- [Task instructions]: From the listing below, pull out all lines with "filter" in them.

--- START Stored records ---

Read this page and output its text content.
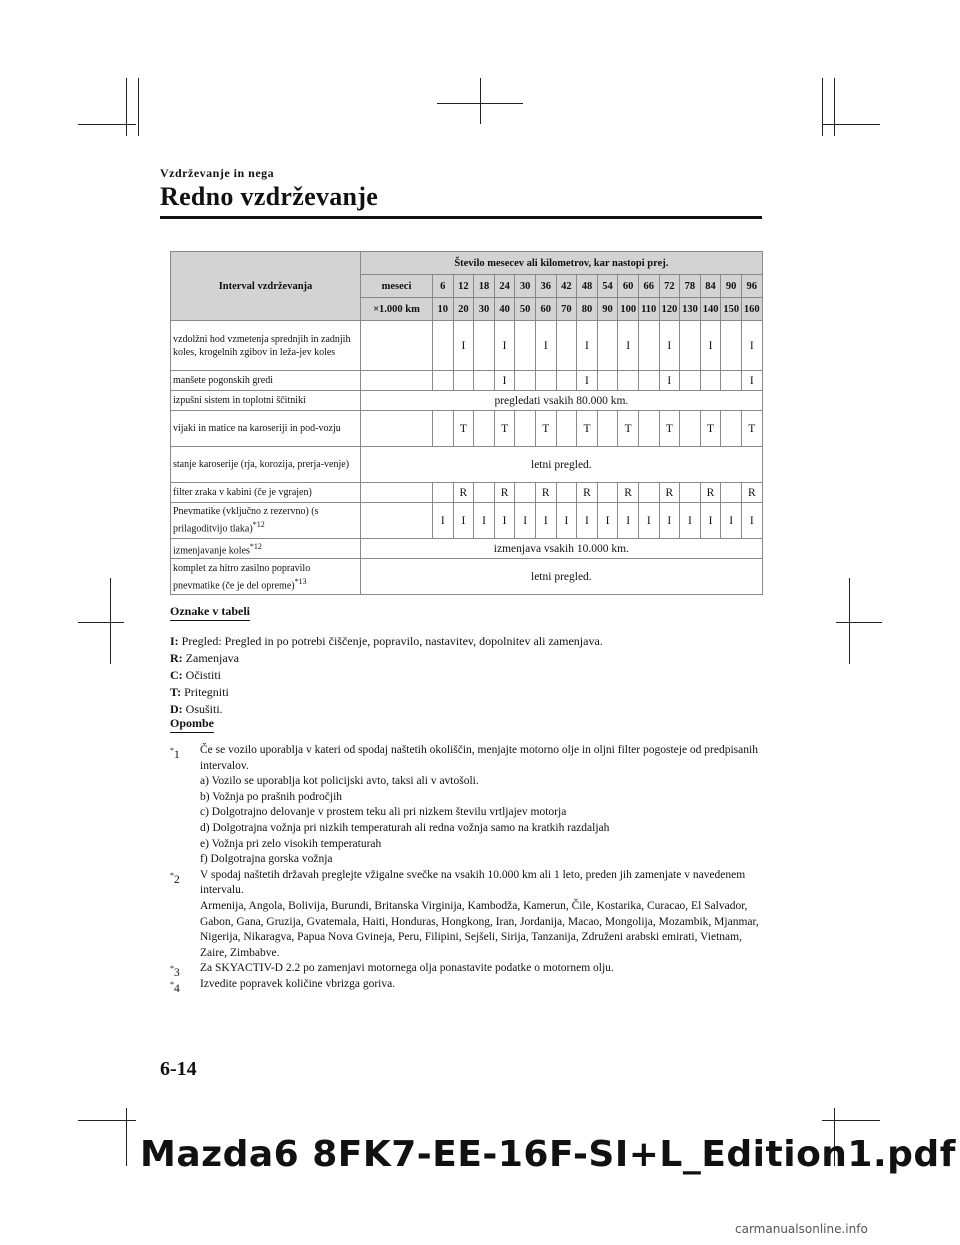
Vzdrževanje in nega
Redno vzdrževanje
Interval vzdrževanja	Število mesecev ali kilometrov, kar nastopi prej.																
	meseci	6	12	18	24	30	36	42	48	54	60	66	72	78	84	90	96
	×1.000 km	10	20	30	40	50	60	70	80	90	100	110	120	130	140	150	160
vzdolžni hod vzmetenja sprednjih in zadnjih koles, krogelnih zgibov in leža-jev koles			I		I		I		I		I		I		I		I
manšete pogonskih gredi					I				I				I				I
izpušni sistem in toplotni ščitniki	pregledati vsakih 80.000 km.																
vijaki in matice na karoseriji in pod-vozju			T		T		T		T		T		T		T		T
stanje karoserije (rja, korozija, prerja-venje)	letni pregled.																
filter zraka v kabini (če je vgrajen)			R		R		R		R		R		R		R		R
Pnevmatike (vključno z rezervno) (s prilagoditvijo tlaka)$^{*12}$		I	I	I	I	I	I	I	I	I	I	I	I	I	I	I	I
izmenjavanje koles$^{*12}$	izmenjava vsakih 10.000 km.																
komplet za hitro zasilno popravilo pnevmatike (če je del opreme)$^{*13}$	letni pregled.																
Oznake v tabeli
I: Pregled: Pregled in po potrebi čiščenje, popravilo, nastavitev, dopolnitev ali zamenjava.
R: Zamenjava
C: Očistiti
T: Pritegniti
D: Osušiti.
Opombe
*1 Če se vozilo uporablja v kateri od spodaj naštetih okoliščin, menjajte motorno olje in oljni filter pogosteje od predpisanih intervalov.
a) Vozilo se uporablja kot policijski avto, taksi ali v avtošoli.
b) Vožnja po prašnih področjih
c) Dolgotrajno delovanje v prostem teku ali pri nizkem številu vrtljajev motorja
d) Dolgotrajna vožnja pri nizkih temperaturah ali redna vožnja samo na kratkih razdaljah
e) Vožnja pri zelo visokih temperaturah
f) Dolgotrajna gorska vožnja
*2 V spodaj naštetih državah preglejte vžigalne svečke na vsakih 10.000 km ali 1 leto, preden jih zamenjate v navedenem intervalu.
Armenija, Angola, Bolivija, Burundi, Britanska Virginija, Kambodža, Kamerun, Čile, Kostarika, Curacao, El Salvador, Gabon, Gana, Gruzija, Gvatemala, Haiti, Honduras, Hongkong, Iran, Jordanija, Macao, Mongolija, Mozambik, Mjanmar, Nigerija, Nikaragva, Papua Nova Gvineja, Peru, Filipini, Sejšeli, Sirija, Tanzanija, Združeni arabski emirati, Vietnam, Zaire, Zimbabve.
*3 Za SKYACTIV-D 2.2 po zamenjavi motornega olja ponastavite podatke o motornem olju.
*4 Izvedite popravek količine vbrizga goriva.
6-14
Mazda6 8FK7-EE-16F-SI+L_Edition1.pdf
carmanualsonline.info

--- END Stored records ---

- [Task solution]:
filter zraka v kabini (če je vgrajen)			R		R		R		R		R		R		R		R
*1 Če se vozilo uporablja v kateri od spodaj naštetih okoliščin, menjajte motorno olje in oljni filter pogosteje od predpisanih intervalov.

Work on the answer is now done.